++++ Given records ++++

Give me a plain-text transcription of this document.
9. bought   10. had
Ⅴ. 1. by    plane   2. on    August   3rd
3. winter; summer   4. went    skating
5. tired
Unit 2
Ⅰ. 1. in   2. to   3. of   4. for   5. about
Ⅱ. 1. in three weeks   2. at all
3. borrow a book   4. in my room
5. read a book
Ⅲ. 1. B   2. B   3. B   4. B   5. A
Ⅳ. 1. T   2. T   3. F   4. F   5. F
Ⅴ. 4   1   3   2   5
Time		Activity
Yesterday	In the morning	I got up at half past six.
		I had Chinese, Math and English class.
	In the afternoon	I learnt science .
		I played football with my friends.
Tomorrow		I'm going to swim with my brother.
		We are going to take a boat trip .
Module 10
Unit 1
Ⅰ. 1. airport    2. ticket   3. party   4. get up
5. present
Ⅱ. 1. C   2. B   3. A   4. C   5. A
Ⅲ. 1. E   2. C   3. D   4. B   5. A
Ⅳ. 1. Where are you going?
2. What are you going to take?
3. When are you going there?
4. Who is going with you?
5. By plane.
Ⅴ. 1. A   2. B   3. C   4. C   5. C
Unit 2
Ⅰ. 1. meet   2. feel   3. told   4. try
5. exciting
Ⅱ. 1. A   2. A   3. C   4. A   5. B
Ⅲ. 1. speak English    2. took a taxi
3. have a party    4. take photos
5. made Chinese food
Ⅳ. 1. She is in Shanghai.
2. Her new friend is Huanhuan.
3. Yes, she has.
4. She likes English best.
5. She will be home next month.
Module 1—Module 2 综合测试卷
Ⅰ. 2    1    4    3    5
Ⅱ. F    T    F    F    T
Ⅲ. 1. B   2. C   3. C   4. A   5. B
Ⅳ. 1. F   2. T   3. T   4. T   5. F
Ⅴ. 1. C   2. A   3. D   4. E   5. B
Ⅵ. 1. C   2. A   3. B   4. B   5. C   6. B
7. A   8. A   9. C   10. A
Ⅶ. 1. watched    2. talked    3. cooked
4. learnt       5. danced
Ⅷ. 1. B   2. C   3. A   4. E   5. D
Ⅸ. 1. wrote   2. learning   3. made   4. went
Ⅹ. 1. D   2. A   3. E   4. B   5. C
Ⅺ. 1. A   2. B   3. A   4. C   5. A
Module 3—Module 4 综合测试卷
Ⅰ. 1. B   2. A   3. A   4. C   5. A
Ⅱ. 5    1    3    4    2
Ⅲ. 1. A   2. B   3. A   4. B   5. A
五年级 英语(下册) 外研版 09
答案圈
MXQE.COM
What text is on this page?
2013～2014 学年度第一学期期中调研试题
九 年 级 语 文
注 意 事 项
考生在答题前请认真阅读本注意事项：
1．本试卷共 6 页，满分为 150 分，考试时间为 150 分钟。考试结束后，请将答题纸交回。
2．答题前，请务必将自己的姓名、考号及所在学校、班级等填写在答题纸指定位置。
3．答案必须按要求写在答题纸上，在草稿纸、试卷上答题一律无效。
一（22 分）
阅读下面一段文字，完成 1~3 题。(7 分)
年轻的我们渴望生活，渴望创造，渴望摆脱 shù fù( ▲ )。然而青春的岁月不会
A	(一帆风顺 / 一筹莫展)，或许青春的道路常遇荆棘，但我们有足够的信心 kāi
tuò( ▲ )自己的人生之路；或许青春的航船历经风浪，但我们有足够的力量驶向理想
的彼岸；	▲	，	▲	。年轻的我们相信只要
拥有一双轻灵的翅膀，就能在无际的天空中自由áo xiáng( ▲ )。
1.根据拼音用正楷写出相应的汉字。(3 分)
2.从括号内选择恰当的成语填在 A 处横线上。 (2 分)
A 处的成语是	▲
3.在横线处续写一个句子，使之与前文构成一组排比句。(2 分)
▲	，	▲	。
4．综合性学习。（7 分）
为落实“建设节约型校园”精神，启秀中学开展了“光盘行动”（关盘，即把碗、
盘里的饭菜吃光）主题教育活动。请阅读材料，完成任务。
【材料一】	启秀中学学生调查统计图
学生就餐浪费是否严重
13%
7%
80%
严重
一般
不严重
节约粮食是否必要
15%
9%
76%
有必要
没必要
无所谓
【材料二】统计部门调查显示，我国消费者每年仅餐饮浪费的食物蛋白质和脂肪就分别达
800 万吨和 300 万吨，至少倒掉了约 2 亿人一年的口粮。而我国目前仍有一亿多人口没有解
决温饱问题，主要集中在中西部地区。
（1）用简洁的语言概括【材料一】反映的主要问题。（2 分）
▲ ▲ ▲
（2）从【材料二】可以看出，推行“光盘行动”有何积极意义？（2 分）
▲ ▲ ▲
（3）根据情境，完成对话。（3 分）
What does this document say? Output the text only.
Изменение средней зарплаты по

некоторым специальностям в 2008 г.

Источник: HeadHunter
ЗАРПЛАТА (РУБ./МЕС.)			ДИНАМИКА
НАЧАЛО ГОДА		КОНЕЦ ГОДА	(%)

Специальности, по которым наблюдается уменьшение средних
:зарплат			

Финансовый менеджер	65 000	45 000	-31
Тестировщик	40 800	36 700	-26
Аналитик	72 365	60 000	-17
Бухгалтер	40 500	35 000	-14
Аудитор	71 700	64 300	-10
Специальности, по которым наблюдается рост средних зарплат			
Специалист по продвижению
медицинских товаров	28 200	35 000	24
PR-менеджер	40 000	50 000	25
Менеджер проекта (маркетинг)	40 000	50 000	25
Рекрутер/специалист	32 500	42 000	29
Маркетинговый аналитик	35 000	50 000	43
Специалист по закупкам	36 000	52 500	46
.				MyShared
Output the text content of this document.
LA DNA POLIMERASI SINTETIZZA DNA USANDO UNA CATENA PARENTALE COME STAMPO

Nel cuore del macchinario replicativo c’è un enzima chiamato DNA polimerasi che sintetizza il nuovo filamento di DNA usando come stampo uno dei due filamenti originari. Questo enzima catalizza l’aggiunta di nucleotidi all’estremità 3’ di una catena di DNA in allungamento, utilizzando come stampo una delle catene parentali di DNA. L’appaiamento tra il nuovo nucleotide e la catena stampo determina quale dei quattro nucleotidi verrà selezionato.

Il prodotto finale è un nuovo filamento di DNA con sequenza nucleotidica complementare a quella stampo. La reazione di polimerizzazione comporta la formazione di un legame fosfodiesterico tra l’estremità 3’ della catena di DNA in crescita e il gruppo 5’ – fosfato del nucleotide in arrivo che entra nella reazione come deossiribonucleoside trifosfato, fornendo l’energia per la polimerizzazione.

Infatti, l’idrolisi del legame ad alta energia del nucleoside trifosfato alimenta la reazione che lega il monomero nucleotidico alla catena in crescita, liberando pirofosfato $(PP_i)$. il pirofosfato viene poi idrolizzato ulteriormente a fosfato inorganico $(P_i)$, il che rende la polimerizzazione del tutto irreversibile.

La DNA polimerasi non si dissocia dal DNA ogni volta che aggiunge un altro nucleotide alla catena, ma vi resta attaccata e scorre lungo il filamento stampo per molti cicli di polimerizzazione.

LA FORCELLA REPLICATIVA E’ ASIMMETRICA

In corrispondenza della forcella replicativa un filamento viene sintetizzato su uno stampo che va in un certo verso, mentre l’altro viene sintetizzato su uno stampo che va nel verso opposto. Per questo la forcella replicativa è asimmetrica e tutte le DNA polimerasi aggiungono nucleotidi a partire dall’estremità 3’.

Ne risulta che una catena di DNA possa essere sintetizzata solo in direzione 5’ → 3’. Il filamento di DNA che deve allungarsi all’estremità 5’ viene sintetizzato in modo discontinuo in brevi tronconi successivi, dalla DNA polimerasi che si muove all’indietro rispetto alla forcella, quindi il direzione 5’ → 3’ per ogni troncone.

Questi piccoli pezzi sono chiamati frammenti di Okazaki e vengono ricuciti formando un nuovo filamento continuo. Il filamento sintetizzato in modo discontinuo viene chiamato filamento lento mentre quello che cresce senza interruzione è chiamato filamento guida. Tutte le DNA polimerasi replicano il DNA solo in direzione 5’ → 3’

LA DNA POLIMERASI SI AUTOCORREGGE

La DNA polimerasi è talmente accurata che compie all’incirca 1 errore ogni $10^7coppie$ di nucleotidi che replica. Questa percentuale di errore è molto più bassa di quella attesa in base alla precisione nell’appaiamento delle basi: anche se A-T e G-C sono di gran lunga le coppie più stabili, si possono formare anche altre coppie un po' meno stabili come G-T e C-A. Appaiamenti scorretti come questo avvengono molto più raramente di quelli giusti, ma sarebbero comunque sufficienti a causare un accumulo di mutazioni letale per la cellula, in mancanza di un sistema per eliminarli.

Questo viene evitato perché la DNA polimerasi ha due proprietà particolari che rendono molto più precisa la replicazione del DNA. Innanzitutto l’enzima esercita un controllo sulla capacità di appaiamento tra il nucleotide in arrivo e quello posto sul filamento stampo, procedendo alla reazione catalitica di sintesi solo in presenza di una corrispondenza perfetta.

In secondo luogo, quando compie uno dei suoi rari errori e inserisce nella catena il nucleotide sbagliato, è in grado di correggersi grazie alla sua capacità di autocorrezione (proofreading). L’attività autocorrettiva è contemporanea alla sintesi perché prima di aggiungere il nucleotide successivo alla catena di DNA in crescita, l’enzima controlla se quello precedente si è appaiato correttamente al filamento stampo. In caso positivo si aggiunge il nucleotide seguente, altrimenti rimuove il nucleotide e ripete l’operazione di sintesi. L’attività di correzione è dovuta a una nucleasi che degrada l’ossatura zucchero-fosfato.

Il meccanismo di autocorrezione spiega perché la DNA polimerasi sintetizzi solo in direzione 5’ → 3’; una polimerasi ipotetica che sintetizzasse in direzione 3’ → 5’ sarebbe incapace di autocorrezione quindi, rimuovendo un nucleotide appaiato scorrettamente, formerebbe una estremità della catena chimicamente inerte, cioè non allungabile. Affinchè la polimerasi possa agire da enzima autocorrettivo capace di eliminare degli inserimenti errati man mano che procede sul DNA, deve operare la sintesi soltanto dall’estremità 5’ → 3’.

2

++++

### Task goal
Copy every line of the listing containing the string "energia".

### The completed task
Il prodotto finale è un nuovo filamento di DNA con sequenza nucleotidica complementare a quella stampo. La reazione di polimerizzazione comporta la formazione di un legame fosfodiesterico tra l’estremità 3’ della catena di DNA in crescita e il gruppo 5’ – fosfato del nucleotide in arrivo che entra nella reazione come deossiribonucleoside trifosfato, fornendo l’energia per la polimerizzazione.
Infatti, l’idrolisi del legame ad alta energia del nucleoside trifosfato alimenta la reazione che lega il monomero nucleotidico alla catena in crescita, liberando pirofosfato $(PP_i)$. il pirofosfato viene poi idrolizzato ulteriormente a fosfato inorganico $(P_i)$, il che rende la polimerizzazione del tutto irreversibile.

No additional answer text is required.